— TASK BRIEF —
Give back the whole listing exactly as shown.

──────────

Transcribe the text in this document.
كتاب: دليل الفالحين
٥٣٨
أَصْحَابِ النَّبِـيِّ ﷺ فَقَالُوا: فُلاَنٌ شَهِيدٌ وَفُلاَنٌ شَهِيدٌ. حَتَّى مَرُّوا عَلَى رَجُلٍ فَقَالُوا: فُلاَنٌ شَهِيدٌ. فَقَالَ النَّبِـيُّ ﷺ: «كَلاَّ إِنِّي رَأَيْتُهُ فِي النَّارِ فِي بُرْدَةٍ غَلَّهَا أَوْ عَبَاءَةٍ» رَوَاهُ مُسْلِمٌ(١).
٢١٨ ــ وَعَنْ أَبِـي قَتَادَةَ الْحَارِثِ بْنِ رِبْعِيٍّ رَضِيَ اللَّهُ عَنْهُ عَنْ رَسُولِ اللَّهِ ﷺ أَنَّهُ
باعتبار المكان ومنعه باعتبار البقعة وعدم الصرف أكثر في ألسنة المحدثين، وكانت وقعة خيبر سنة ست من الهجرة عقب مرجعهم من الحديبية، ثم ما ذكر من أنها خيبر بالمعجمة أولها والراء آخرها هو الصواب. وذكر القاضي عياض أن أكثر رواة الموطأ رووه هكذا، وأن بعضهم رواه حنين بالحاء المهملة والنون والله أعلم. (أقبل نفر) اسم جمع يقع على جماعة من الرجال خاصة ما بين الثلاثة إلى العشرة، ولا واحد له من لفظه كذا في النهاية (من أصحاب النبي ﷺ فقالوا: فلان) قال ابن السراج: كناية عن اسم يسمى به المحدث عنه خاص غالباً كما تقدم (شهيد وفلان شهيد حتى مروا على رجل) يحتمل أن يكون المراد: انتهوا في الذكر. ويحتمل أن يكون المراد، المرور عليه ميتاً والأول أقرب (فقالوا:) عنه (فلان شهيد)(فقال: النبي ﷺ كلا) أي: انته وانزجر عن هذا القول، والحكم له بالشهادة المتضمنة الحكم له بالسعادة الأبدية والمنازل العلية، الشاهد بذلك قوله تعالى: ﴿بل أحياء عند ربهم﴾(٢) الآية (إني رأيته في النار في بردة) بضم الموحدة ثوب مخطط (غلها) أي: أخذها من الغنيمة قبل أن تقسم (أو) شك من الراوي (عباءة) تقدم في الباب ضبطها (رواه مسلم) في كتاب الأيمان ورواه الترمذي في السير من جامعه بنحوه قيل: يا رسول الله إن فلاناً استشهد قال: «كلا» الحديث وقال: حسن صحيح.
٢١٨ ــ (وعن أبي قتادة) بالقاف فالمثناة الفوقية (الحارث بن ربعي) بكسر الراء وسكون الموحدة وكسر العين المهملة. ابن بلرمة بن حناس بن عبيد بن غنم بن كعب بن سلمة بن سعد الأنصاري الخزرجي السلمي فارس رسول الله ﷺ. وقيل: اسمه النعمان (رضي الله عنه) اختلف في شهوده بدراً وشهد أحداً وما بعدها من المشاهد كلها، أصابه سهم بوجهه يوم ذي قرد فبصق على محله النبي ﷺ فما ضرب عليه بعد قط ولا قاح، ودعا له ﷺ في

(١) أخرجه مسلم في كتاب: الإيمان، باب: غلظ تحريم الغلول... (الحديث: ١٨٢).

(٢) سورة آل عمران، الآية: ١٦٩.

──────────

— CORRECT OUTPUT —
Transcribe the text in this document.
كتاب: دليل الفالحين
٥٣٨
أَصْحَابِ النَّبِـيِّ ﷺ فَقَالُوا: فُلاَنٌ شَهِيدٌ وَفُلاَنٌ شَهِيدٌ. حَتَّى مَرُّوا عَلَى رَجُلٍ فَقَالُوا: فُلاَنٌ شَهِيدٌ. فَقَالَ النَّبِـيُّ ﷺ: «كَلاَّ إِنِّي رَأَيْتُهُ فِي النَّارِ فِي بُرْدَةٍ غَلَّهَا أَوْ عَبَاءَةٍ» رَوَاهُ مُسْلِمٌ(١).
٢١٨ ــ وَعَنْ أَبِـي قَتَادَةَ الْحَارِثِ بْنِ رِبْعِيٍّ رَضِيَ اللَّهُ عَنْهُ عَنْ رَسُولِ اللَّهِ ﷺ أَنَّهُ
باعتبار المكان ومنعه باعتبار البقعة وعدم الصرف أكثر في ألسنة المحدثين، وكانت وقعة خيبر سنة ست من الهجرة عقب مرجعهم من الحديبية، ثم ما ذكر من أنها خيبر بالمعجمة أولها والراء آخرها هو الصواب. وذكر القاضي عياض أن أكثر رواة الموطأ رووه هكذا، وأن بعضهم رواه حنين بالحاء المهملة والنون والله أعلم. (أقبل نفر) اسم جمع يقع على جماعة من الرجال خاصة ما بين الثلاثة إلى العشرة، ولا واحد له من لفظه كذا في النهاية (من أصحاب النبي ﷺ فقالوا: فلان) قال ابن السراج: كناية عن اسم يسمى به المحدث عنه خاص غالباً كما تقدم (شهيد وفلان شهيد حتى مروا على رجل) يحتمل أن يكون المراد: انتهوا في الذكر. ويحتمل أن يكون المراد، المرور عليه ميتاً والأول أقرب (فقالوا:) عنه (فلان شهيد)(فقال: النبي ﷺ كلا) أي: انته وانزجر عن هذا القول، والحكم له بالشهادة المتضمنة الحكم له بالسعادة الأبدية والمنازل العلية، الشاهد بذلك قوله تعالى: ﴿بل أحياء عند ربهم﴾(٢) الآية (إني رأيته في النار في بردة) بضم الموحدة ثوب مخطط (غلها) أي: أخذها من الغنيمة قبل أن تقسم (أو) شك من الراوي (عباءة) تقدم في الباب ضبطها (رواه مسلم) في كتاب الأيمان ورواه الترمذي في السير من جامعه بنحوه قيل: يا رسول الله إن فلاناً استشهد قال: «كلا» الحديث وقال: حسن صحيح.
٢١٨ ــ (وعن أبي قتادة) بالقاف فالمثناة الفوقية (الحارث بن ربعي) بكسر الراء وسكون الموحدة وكسر العين المهملة. ابن بلرمة بن حناس بن عبيد بن غنم بن كعب بن سلمة بن سعد الأنصاري الخزرجي السلمي فارس رسول الله ﷺ. وقيل: اسمه النعمان (رضي الله عنه) اختلف في شهوده بدراً وشهد أحداً وما بعدها من المشاهد كلها، أصابه سهم بوجهه يوم ذي قرد فبصق على محله النبي ﷺ فما ضرب عليه بعد قط ولا قاح، ودعا له ﷺ في

(١) أخرجه مسلم في كتاب: الإيمان، باب: غلظ تحريم الغلول... (الحديث: ١٨٢).

(٢) سورة آل عمران، الآية: ١٦٩.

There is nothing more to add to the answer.